WORK TO BE COMPLETED>
Of the lines below, how many hold the string "formularza"? Give only the number.

ENTRIES SUPPLIED>
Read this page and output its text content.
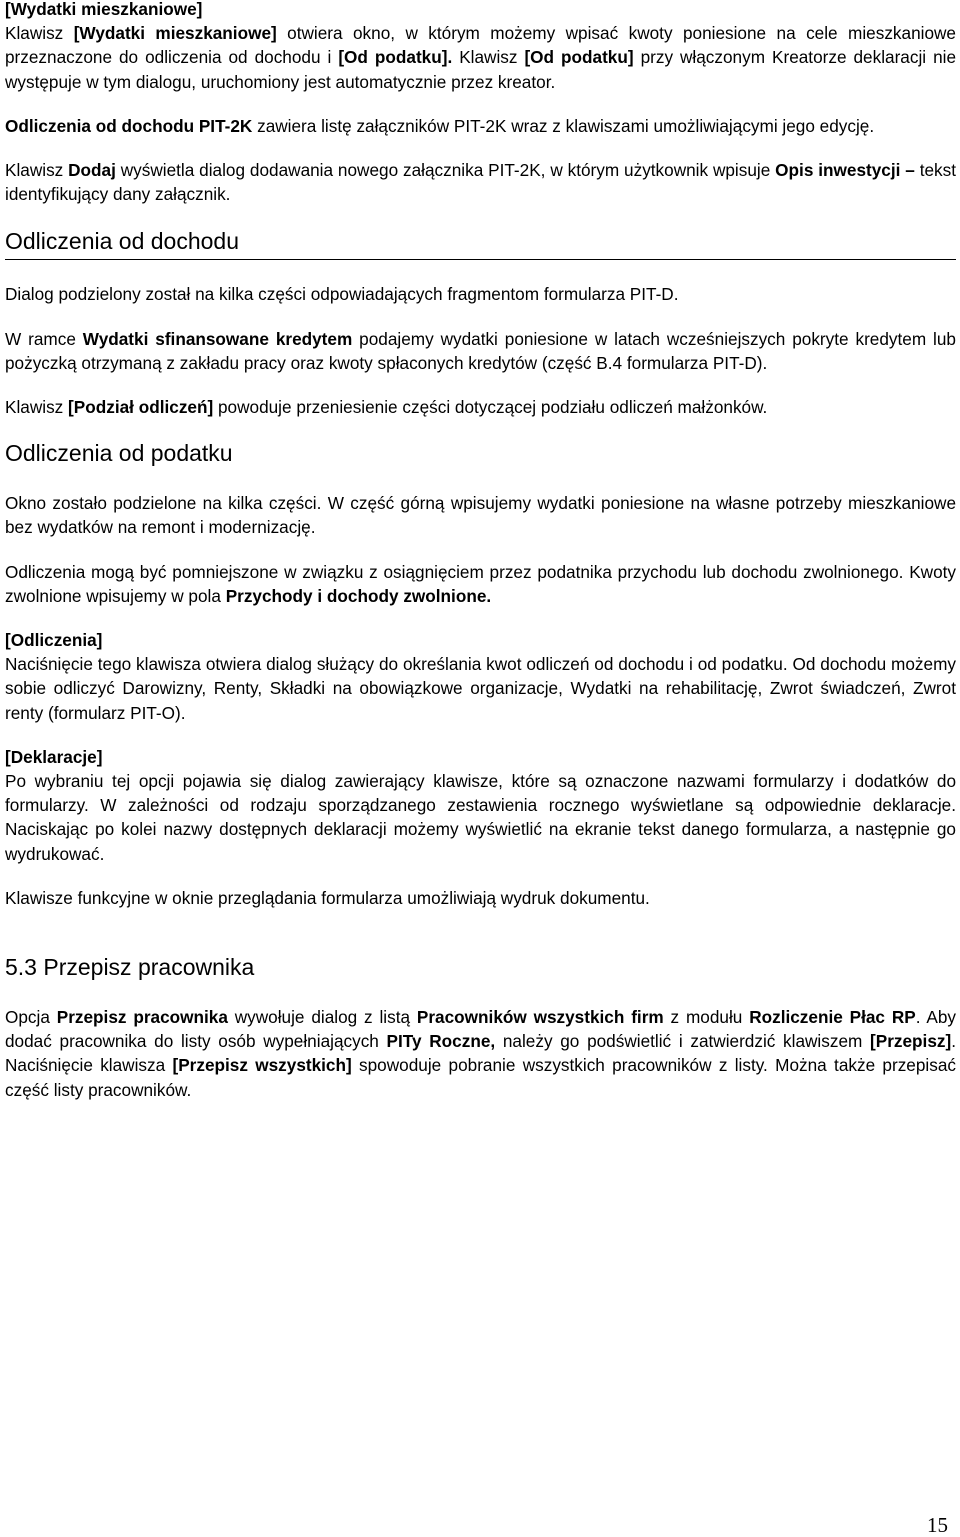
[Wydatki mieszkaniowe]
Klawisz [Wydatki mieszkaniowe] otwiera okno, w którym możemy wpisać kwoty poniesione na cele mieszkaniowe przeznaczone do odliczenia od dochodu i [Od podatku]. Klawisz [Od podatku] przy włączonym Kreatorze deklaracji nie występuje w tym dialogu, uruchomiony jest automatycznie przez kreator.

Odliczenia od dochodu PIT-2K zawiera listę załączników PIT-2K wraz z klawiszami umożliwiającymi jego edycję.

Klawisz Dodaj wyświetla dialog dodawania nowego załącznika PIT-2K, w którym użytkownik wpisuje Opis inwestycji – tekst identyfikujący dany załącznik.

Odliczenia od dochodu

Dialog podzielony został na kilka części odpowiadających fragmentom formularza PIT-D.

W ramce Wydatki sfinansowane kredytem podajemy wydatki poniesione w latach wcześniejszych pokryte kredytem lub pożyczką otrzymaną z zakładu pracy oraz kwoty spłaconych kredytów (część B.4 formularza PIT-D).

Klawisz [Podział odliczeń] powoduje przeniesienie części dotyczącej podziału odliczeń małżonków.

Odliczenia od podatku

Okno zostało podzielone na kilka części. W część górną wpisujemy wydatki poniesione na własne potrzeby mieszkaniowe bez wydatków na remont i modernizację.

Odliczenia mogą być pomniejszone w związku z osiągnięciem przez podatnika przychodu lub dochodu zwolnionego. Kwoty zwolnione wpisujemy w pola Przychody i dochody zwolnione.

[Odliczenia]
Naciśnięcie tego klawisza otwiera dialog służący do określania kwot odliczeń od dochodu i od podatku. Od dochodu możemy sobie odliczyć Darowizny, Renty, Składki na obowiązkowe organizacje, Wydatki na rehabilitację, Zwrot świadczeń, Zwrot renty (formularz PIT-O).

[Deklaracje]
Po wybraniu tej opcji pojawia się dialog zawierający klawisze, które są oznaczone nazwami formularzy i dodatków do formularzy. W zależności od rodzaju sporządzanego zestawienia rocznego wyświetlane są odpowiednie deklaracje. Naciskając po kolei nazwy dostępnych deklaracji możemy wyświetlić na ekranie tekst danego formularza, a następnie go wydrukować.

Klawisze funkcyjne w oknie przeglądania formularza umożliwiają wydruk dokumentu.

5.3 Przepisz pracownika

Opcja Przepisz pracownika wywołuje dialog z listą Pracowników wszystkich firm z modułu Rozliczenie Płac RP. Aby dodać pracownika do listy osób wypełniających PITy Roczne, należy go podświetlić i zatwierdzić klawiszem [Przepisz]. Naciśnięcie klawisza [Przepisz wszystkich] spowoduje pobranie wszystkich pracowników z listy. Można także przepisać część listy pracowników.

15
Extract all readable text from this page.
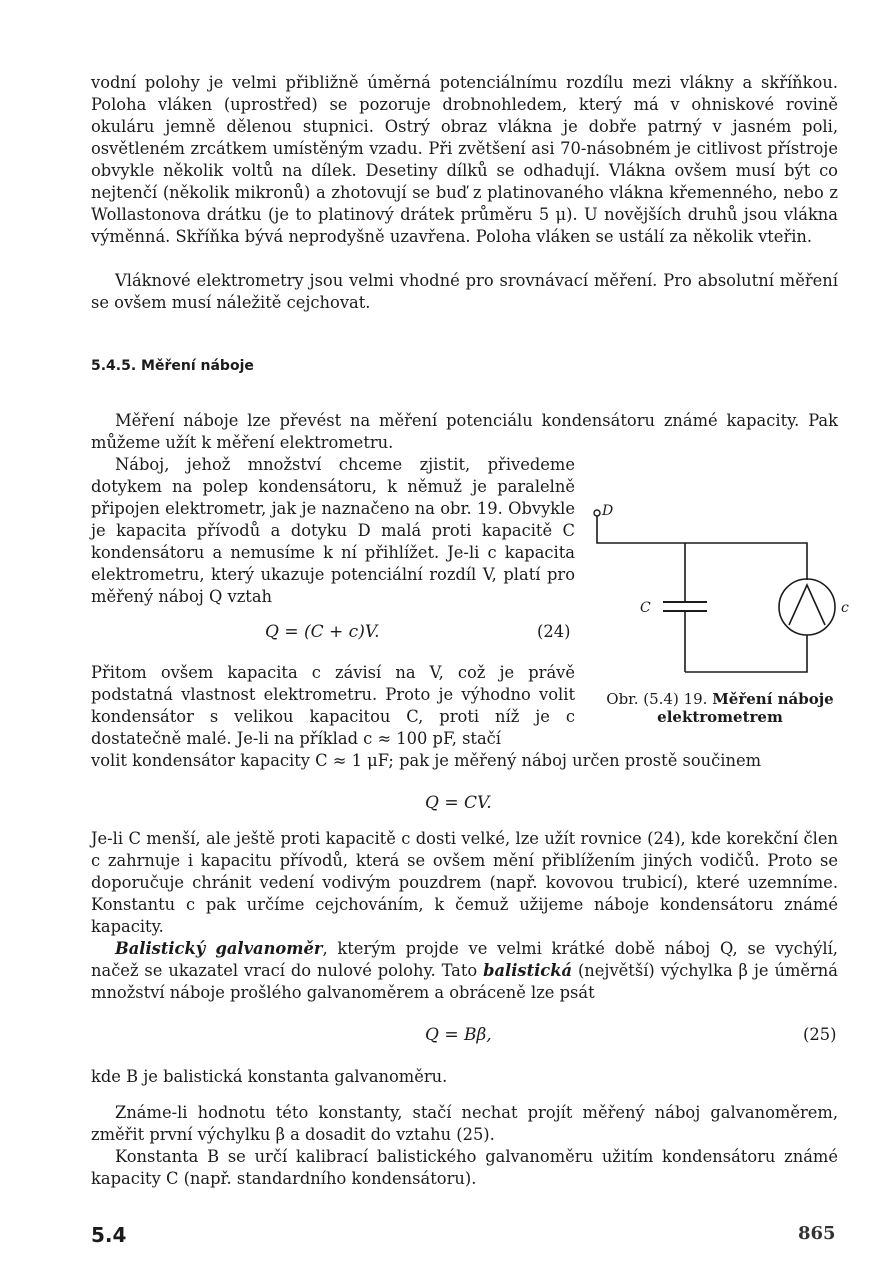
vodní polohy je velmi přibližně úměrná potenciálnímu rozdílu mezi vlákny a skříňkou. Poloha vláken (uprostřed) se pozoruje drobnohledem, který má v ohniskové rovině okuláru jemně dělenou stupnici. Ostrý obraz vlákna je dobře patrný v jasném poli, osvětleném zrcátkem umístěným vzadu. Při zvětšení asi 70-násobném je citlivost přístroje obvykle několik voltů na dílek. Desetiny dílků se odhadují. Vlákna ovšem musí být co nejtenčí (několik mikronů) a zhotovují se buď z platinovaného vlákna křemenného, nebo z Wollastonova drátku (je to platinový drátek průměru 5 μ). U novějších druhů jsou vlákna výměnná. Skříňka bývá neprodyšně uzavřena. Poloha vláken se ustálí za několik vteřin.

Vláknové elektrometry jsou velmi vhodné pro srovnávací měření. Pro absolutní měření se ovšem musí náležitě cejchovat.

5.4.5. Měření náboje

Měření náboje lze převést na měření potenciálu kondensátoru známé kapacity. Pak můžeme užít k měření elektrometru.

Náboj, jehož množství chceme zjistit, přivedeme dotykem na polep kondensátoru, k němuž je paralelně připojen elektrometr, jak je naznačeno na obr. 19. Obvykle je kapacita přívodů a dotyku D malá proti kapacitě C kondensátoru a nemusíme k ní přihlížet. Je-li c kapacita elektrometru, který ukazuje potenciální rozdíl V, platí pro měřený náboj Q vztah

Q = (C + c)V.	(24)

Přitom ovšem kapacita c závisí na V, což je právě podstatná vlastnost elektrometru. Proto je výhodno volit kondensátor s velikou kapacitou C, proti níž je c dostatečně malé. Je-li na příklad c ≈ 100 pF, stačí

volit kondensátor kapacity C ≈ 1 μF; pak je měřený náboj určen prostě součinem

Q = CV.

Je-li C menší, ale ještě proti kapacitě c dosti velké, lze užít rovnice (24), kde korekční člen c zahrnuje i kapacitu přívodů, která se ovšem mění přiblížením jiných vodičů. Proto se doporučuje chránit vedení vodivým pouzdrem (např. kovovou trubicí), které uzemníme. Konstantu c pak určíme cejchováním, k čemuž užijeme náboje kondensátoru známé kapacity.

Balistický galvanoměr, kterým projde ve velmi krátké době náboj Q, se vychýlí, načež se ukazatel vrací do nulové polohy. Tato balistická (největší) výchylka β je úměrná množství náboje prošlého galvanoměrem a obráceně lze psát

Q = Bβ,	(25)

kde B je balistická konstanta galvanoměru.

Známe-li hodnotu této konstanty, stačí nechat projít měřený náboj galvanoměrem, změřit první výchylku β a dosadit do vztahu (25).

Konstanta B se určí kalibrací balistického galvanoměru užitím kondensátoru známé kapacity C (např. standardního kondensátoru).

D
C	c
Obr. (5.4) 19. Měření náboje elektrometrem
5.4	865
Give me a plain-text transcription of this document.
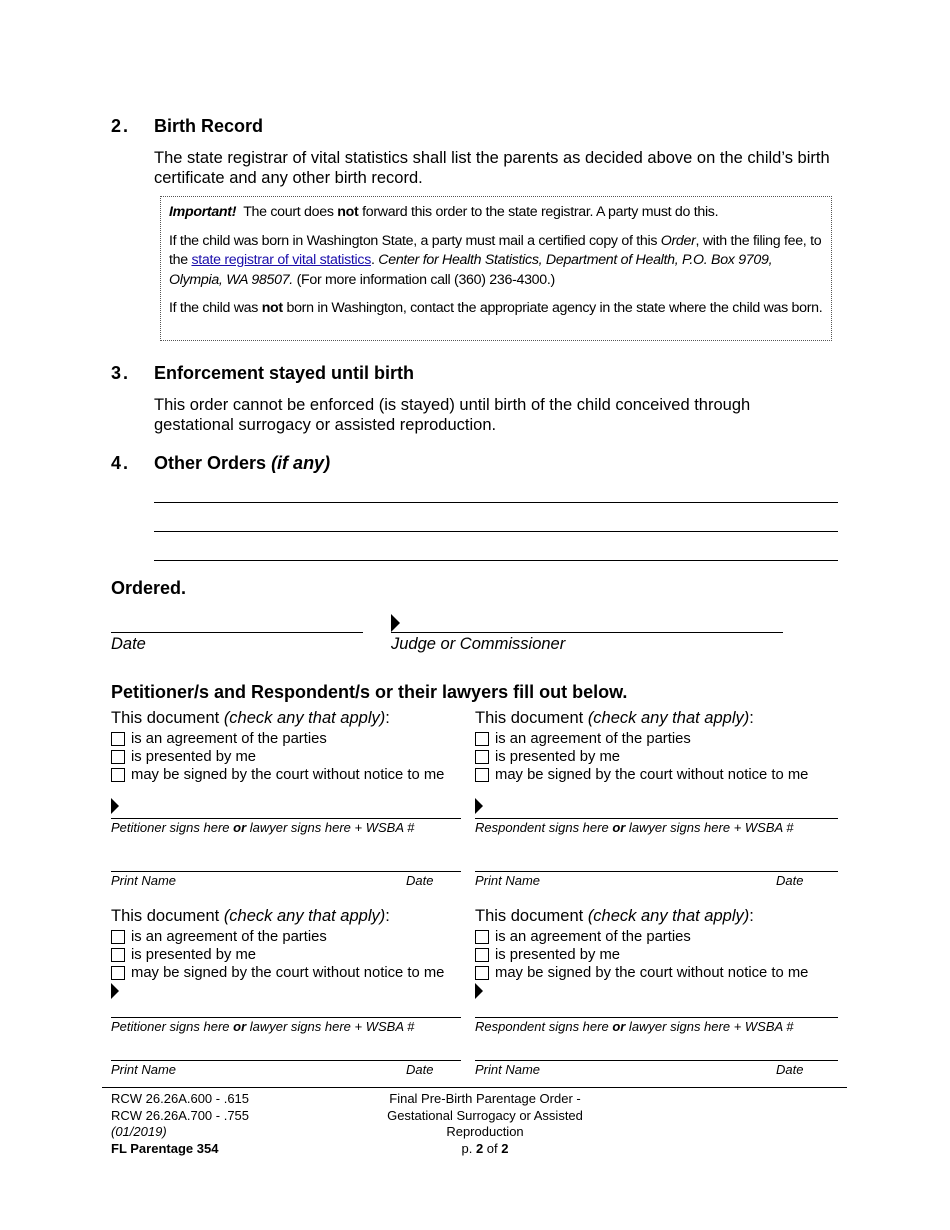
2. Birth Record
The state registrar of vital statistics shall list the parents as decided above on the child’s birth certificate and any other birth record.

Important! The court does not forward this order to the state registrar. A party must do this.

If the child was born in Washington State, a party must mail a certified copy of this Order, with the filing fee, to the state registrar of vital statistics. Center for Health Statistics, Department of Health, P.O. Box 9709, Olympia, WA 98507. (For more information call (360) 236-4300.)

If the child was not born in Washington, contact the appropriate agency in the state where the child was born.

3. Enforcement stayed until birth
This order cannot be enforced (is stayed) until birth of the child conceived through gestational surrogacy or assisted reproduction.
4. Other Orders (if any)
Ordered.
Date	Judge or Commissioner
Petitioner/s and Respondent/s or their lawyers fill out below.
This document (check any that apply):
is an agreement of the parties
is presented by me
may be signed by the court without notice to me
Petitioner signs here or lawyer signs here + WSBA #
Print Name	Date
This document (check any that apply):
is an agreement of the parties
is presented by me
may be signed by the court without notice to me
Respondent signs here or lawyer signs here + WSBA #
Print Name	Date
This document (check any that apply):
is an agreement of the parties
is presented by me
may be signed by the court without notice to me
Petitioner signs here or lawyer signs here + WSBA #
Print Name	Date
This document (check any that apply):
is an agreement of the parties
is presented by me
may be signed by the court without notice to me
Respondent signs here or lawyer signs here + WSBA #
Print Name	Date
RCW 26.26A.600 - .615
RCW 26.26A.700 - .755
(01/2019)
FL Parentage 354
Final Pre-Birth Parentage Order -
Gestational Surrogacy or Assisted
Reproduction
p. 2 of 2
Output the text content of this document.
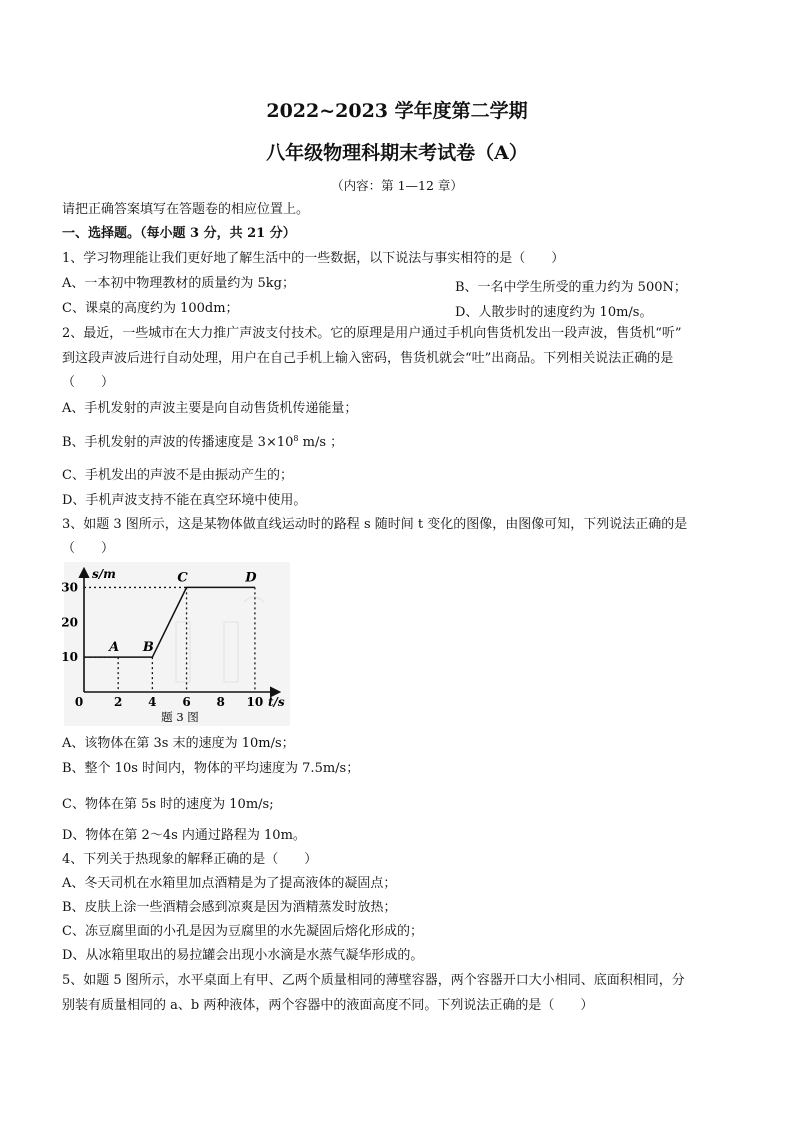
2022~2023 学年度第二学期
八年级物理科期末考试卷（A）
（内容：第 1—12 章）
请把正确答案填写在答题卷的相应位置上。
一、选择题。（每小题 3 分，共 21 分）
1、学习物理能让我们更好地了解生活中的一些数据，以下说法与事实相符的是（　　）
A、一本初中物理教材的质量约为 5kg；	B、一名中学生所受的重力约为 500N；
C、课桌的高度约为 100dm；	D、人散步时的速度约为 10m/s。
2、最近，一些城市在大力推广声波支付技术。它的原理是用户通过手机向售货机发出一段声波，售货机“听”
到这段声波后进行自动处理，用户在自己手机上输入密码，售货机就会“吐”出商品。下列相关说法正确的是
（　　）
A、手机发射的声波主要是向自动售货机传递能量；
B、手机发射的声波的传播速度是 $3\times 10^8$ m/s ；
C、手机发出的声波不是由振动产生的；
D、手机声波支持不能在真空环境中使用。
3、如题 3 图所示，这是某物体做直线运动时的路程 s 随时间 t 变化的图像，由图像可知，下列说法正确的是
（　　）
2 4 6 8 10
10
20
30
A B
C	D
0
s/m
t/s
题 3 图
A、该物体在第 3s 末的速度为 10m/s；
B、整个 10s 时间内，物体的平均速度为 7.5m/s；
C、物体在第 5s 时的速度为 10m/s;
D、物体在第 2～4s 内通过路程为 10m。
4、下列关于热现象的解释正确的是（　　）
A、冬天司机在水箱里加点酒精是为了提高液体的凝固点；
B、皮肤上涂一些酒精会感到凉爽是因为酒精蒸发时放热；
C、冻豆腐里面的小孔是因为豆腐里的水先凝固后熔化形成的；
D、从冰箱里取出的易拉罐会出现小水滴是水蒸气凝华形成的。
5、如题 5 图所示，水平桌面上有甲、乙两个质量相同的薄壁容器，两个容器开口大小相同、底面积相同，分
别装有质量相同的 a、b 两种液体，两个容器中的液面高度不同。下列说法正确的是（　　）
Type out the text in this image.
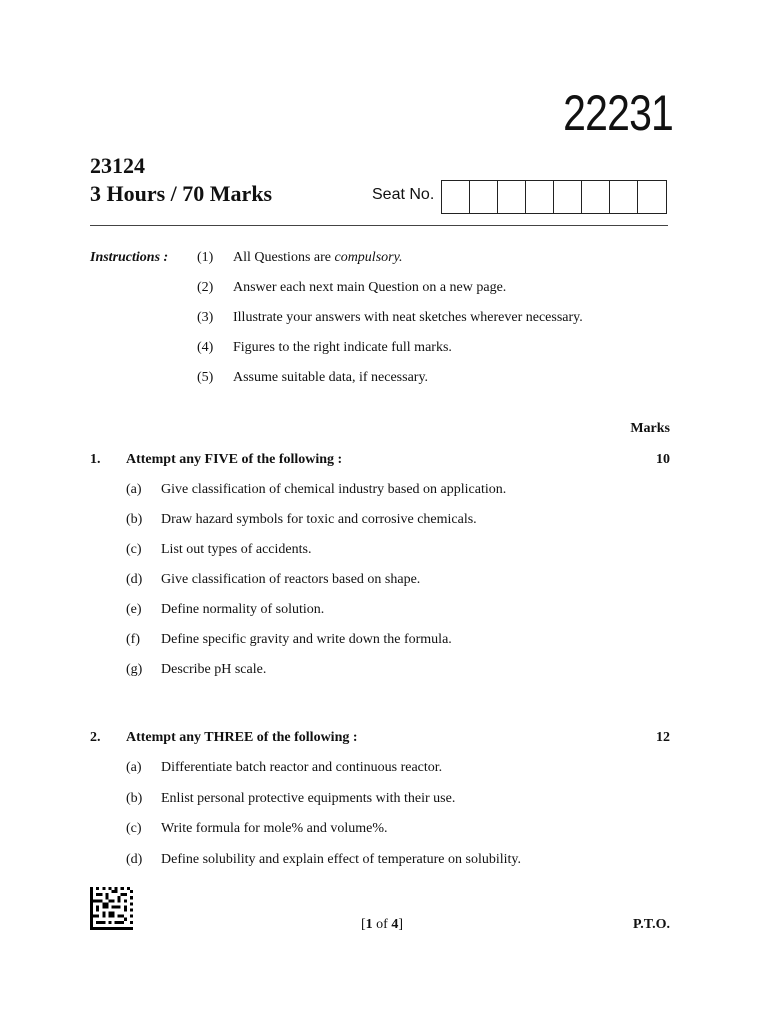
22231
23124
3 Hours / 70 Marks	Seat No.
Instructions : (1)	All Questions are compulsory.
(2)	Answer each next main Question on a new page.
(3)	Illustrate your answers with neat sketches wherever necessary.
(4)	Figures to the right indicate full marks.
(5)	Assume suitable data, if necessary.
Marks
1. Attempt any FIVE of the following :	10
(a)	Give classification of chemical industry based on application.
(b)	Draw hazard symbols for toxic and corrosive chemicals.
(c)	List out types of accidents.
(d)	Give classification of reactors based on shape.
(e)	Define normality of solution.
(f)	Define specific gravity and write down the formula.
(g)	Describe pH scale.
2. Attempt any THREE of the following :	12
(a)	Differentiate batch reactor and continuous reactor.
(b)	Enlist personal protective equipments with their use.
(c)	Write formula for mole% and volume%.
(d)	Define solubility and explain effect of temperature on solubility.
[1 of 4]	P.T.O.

THE RESPONSE>
4